-- Begin --

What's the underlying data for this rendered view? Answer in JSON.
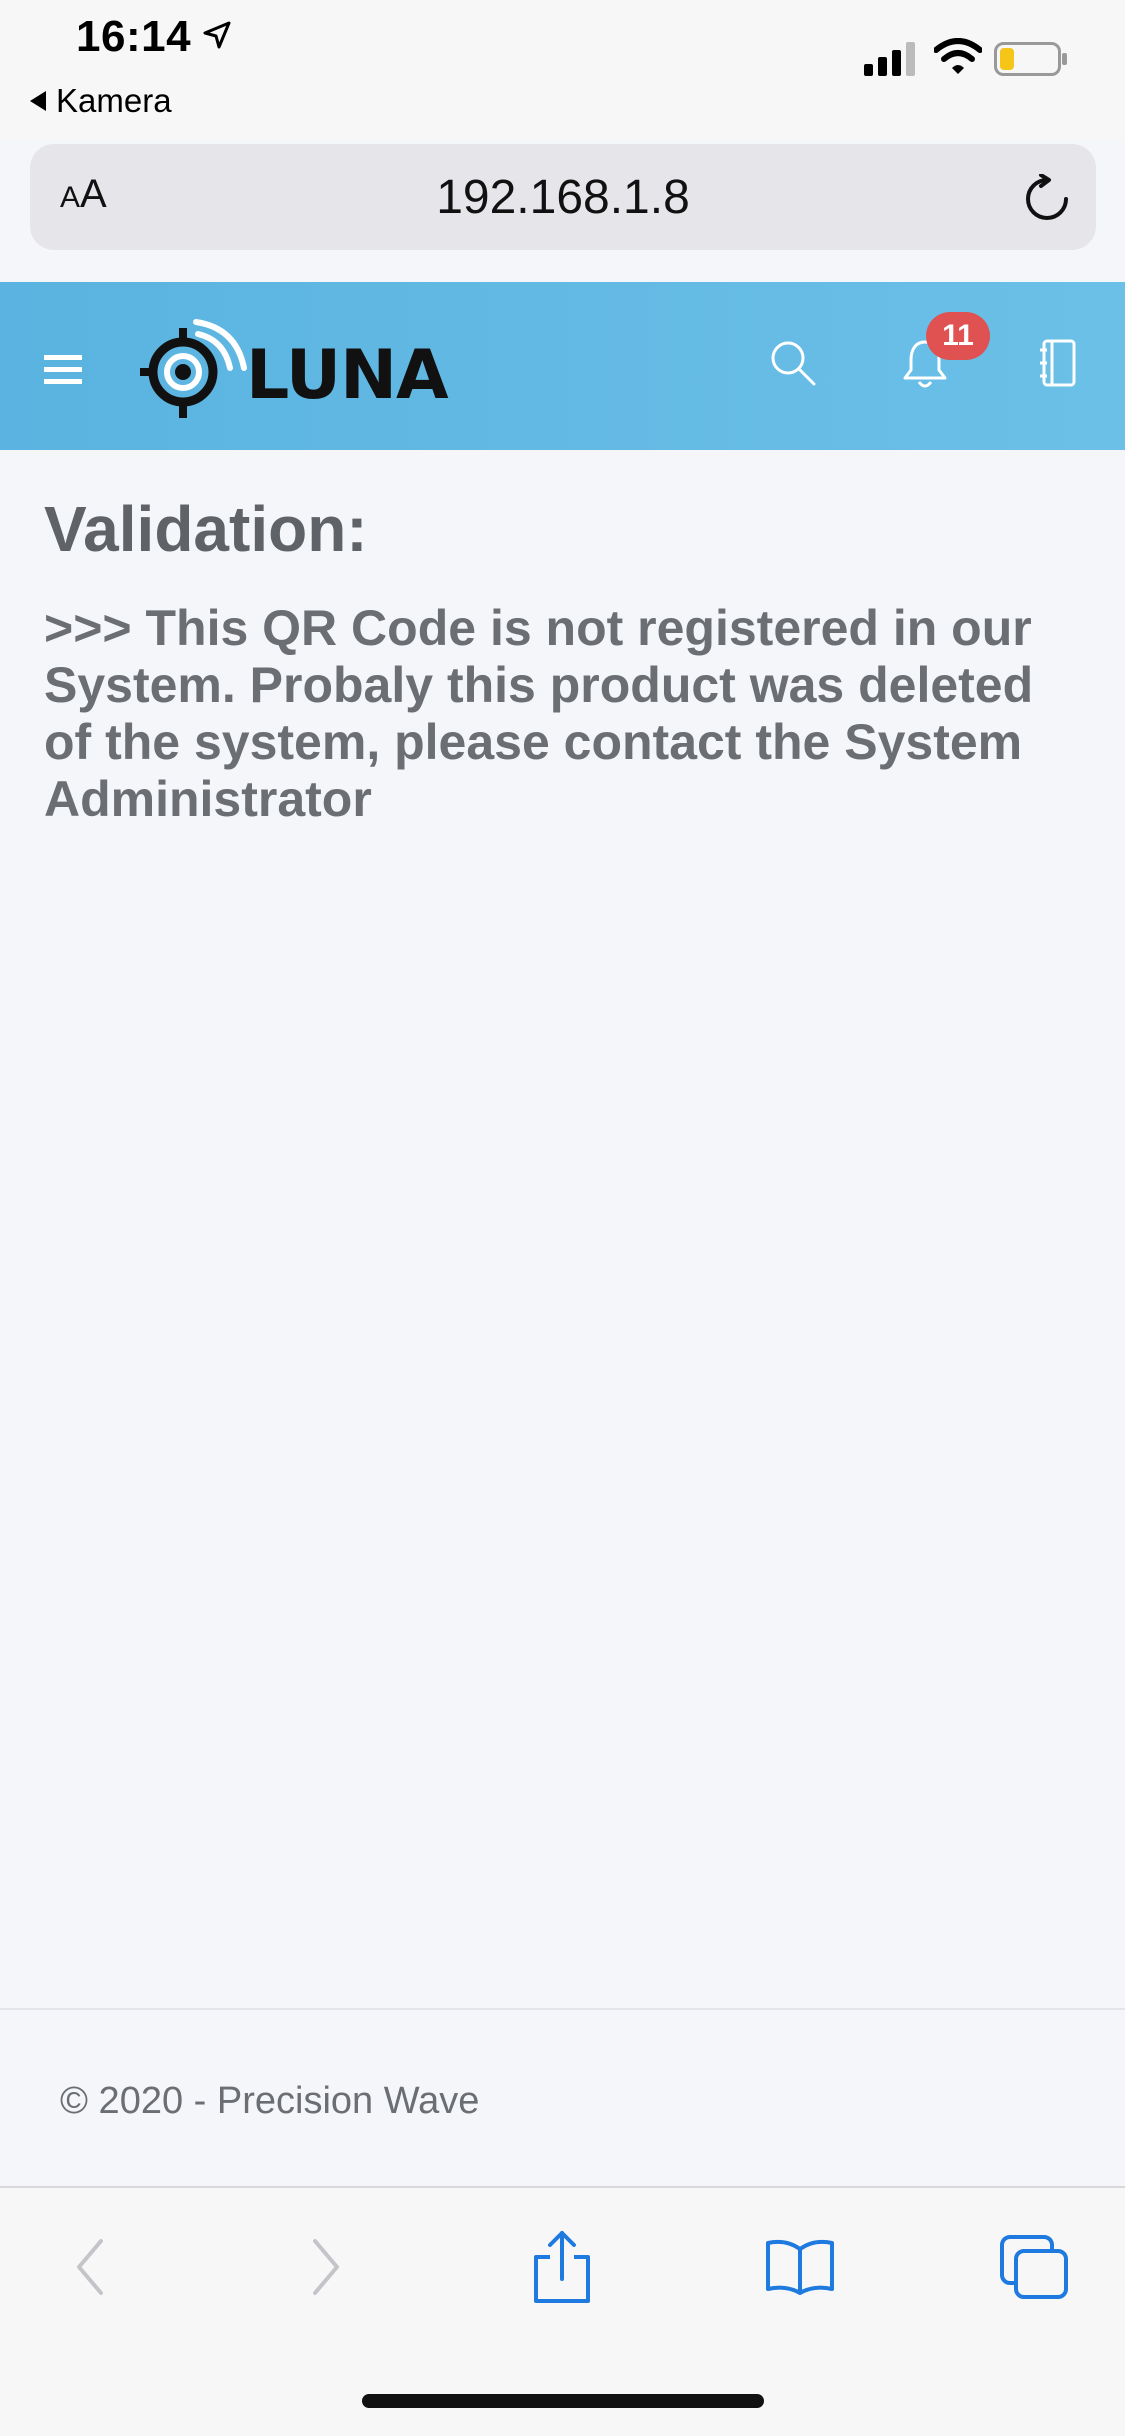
{
  "status_bar": {
    "time": "16:14",
    "back_app": "Kamera",
    "battery_color": "#f5c518"
  },
  "address_bar": {
    "text_size_small": "A",
    "text_size_large": "A",
    "url": "192.168.1.8"
  },
  "header": {
    "brand": "LUNA",
    "notification_count": "11",
    "accent_color": "#5ab3e0",
    "badge_color": "#e05252",
    "icons": [
      "menu-icon",
      "logo-icon",
      "search-icon",
      "bell-icon",
      "book-icon"
    ]
  },
  "main": {
    "title": "Validation:",
    "message": ">>> This QR Code is not registered in our System. Probaly this product was deleted of the system, please contact the System Administrator"
  },
  "footer": {
    "copyright": "© 2020 - Precision Wave"
  },
  "toolbar": {
    "icons": [
      "back-icon",
      "forward-icon",
      "share-icon",
      "bookmarks-icon",
      "tabs-icon"
    ],
    "accent_color": "#1f7ae0"
  }
}
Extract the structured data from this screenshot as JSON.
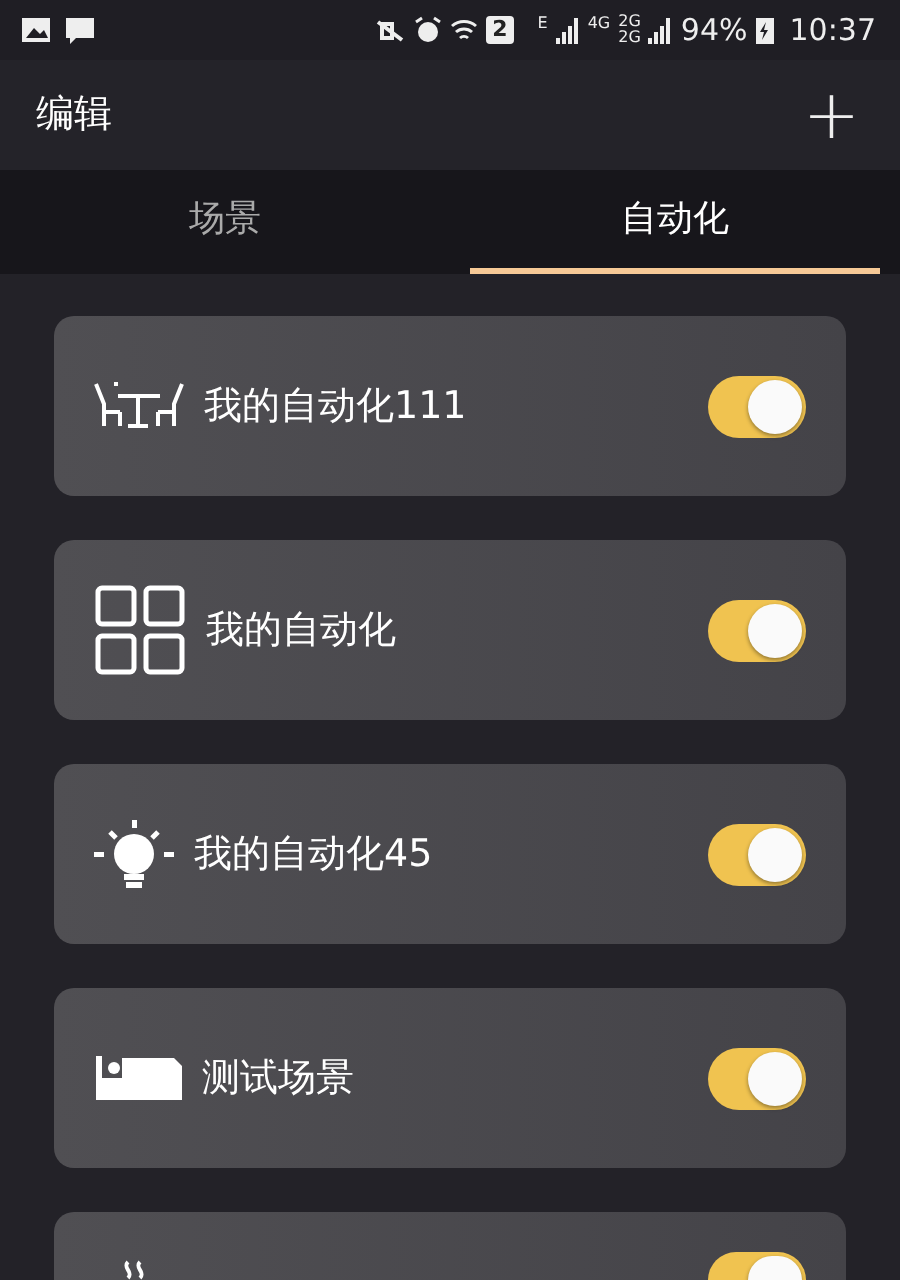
{
  "status_bar": {
    "sim_slot": "2",
    "data_type": "E",
    "network": "4G",
    "network_labels": [
      "2G",
      "2G"
    ],
    "battery": "94%",
    "time": "10:37"
  },
  "header": {
    "title": "编辑",
    "add_button": "+"
  },
  "tabs": [
    {
      "label": "场景",
      "selected": false
    },
    {
      "label": "自动化",
      "selected": true
    }
  ],
  "automations": [
    {
      "kind": "table",
      "label": "我的自动化111",
      "on": true
    },
    {
      "kind": "grid",
      "label": "我的自动化",
      "on": true
    },
    {
      "kind": "bulb",
      "label": "我的自动化45",
      "on": true
    },
    {
      "kind": "bed",
      "label": "测试场景",
      "on": true
    },
    {
      "kind": "steam",
      "on": true
    }
  ]
}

-- End --

_GOAL_:
All records above are to be printed exactly, minus the pictures they contain.

_FINAL ANSWER_:
What's the underlying data for this rendered view? Answer in JSON.
{
  "status_bar": {
    "time": "16:14",
    "back_app": "Kamera",
    "battery_color": "#f5c518"
  },
  "address_bar": {
    "text_size_small": "A",
    "text_size_large": "A",
    "url": "192.168.1.8"
  },
  "header": {
    "brand": "LUNA",
    "notification_count": "11",
    "accent_color": "#5ab3e0",
    "badge_color": "#e05252",
    "icons": [
      "menu-icon",
      "logo-icon",
      "search-icon",
      "bell-icon",
      "book-icon"
    ]
  },
  "main": {
    "title": "Validation:",
    "message": ">>> This QR Code is not registered in our System. Probaly this product was deleted of the system, please contact the System Administrator"
  },
  "footer": {
    "copyright": "© 2020 - Precision Wave"
  },
  "toolbar": {
    "icons": [
      "back-icon",
      "forward-icon",
      "share-icon",
      "bookmarks-icon",
      "tabs-icon"
    ],
    "accent_color": "#1f7ae0"
  }
}
Extract the structured data from this screenshot as JSON.
{
  "status_bar": {
    "sim_slot": "2",
    "data_type": "E",
    "network": "4G",
    "network_labels": [
      "2G",
      "2G"
    ],
    "battery": "94%",
    "time": "10:37"
  },
  "header": {
    "title": "编辑",
    "add_button": "+"
  },
  "tabs": [
    {
      "label": "场景",
      "selected": false
    },
    {
      "label": "自动化",
      "selected": true
    }
  ],
  "automations": [
    {
      "kind": "table",
      "label": "我的自动化111",
      "on": true
    },
    {
      "kind": "grid",
      "label": "我的自动化",
      "on": true
    },
    {
      "kind": "bulb",
      "label": "我的自动化45",
      "on": true
    },
    {
      "kind": "bed",
      "label": "测试场景",
      "on": true
    },
    {
      "kind": "steam",
      "on": true
    }
  ]
}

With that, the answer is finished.